Australian Dictionary of Biography

  • Tip: searches only the name field
  • Tip: Use double quotes to search for a phrase

Cameron, James (1827–1905)

by R. M. Arndell

This article was published in Australian Dictionary of Biography, Volume 3, (MUP), 1969

James Cameron (1827-1905), Presbyterian clergyman, educationist and historian, was born on 17 June 1827 at Melgin, near Ballater, Aberdeenshire, Scotland, the eldest son of Colin Cameron, farmer and kirk elder, and his wife Anne, née Taylor. He was educated in the parish school and the Grammar School of Old Aberdeen. Winning a bursary by competition in 1842 he entered King's College, University of Aberdeen (M.A., 1846). Two years at the Free Church College in Aberdeen preceded the completion of his theological curriculum on a scholarship at Edinburgh. He then spent three years studying theology in Berlin, Germany, before being ordained in Aberdeen and appointed to New South Wales.

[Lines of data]
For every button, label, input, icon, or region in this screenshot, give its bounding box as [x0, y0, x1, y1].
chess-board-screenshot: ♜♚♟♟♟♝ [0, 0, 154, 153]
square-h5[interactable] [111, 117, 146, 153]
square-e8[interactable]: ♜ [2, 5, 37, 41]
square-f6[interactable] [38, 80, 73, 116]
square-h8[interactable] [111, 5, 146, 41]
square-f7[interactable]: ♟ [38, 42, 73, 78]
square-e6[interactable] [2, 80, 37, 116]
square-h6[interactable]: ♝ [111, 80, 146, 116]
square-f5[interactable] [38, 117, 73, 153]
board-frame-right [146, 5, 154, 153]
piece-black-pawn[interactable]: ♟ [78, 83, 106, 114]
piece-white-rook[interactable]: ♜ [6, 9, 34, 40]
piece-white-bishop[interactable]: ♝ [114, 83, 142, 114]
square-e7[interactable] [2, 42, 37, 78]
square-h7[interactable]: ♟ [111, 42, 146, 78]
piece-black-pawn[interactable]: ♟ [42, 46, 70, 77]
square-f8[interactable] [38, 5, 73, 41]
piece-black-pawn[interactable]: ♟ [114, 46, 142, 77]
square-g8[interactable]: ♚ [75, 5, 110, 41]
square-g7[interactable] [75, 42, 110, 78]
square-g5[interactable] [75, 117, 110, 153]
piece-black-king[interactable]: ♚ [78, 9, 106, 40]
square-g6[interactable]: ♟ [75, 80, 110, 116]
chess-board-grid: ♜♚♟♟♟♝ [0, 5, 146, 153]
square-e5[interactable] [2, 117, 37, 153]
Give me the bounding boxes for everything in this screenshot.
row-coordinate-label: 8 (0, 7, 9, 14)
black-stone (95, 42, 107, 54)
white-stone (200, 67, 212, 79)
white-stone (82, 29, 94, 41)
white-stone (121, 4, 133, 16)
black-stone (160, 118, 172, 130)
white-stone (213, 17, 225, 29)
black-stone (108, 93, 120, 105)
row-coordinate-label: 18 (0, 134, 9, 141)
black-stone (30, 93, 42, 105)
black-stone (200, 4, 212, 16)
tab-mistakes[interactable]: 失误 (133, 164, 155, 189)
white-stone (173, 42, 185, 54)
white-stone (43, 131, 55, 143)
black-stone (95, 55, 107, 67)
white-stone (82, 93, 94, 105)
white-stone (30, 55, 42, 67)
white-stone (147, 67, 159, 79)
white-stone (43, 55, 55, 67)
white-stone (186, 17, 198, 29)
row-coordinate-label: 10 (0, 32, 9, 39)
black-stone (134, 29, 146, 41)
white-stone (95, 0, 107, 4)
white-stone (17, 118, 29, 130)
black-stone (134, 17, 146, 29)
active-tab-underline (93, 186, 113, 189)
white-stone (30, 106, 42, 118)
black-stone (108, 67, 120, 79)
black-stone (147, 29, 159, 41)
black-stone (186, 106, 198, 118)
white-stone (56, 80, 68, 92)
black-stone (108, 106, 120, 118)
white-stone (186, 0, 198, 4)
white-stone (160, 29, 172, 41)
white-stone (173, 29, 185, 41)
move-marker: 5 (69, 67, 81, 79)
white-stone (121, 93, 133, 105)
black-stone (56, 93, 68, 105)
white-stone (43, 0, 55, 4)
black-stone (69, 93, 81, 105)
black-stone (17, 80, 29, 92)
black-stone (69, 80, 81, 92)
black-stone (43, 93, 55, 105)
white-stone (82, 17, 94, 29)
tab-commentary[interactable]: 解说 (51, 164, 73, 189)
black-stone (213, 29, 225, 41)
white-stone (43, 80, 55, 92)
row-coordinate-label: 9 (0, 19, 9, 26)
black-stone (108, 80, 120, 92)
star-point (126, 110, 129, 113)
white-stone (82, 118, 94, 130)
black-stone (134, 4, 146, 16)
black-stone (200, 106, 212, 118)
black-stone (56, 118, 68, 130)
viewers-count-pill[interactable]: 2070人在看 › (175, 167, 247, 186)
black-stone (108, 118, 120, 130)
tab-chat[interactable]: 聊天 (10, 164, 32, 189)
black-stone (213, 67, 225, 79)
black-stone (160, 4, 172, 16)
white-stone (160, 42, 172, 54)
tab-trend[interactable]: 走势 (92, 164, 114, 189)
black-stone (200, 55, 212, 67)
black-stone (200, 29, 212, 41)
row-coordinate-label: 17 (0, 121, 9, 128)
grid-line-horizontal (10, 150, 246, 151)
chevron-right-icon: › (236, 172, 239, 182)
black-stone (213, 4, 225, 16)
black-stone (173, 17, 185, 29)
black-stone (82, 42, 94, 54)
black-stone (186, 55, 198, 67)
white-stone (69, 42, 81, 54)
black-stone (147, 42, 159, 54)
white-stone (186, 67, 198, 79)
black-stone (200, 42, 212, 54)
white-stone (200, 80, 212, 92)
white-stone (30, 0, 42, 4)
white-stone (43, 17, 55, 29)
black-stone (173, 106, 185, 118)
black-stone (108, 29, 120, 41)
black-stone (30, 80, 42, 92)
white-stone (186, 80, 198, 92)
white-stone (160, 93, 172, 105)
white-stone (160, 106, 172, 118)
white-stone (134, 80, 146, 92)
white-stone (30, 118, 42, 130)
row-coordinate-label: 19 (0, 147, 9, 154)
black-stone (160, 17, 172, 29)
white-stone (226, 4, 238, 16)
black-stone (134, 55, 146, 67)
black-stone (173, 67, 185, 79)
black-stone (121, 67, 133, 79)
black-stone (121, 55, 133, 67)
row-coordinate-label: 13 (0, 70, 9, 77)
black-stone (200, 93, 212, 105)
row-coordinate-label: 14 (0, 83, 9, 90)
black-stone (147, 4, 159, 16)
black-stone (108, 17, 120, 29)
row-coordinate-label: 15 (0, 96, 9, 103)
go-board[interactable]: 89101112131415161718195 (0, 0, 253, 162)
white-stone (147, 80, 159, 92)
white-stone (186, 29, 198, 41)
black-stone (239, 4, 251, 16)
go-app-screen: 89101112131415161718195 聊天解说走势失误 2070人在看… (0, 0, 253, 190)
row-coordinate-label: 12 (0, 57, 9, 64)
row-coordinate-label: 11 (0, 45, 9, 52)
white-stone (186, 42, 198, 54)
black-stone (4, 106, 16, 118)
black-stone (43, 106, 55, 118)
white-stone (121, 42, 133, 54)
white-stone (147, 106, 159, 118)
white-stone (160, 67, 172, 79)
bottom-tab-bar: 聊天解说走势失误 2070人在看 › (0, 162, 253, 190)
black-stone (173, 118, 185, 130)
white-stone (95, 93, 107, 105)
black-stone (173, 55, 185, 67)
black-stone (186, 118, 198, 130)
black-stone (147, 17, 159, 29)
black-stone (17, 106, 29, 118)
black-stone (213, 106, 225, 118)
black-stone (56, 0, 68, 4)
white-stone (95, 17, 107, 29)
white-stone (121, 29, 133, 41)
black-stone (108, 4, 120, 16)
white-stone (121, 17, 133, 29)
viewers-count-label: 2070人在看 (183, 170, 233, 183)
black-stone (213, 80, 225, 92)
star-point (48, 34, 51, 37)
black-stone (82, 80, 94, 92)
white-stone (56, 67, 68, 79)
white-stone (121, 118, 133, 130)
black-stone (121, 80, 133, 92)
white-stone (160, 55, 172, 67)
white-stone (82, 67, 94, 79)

Written problem 1
Answer these questions about the biography of James Cameron.
(a) In which volume of the Australian Dictionary of Biography was the article published?
(b) Where was James Cameron born?
(c) In which city did he spend three years studying theology before his ordination?
Written problem 2
Retype the records without any changes, from their first line through the line that contains "square-e8[interactable]: ♜ [2, 5, 37, 41]". Include both of those lines.

Finished answer 1
(a) Volume 3
(b) At Melgin, near Ballater, Aberdeenshire, Scotland
(c) Berlin, Germany

Finished answer 2
For every button, label, input, icon, or region in this screenshot, give its bounding box as [x0, y0, x1, y1].
chess-board-screenshot: ♜♚♟♟♟♝ [0, 0, 154, 153]
square-h5[interactable] [111, 117, 146, 153]
square-e8[interactable]: ♜ [2, 5, 37, 41]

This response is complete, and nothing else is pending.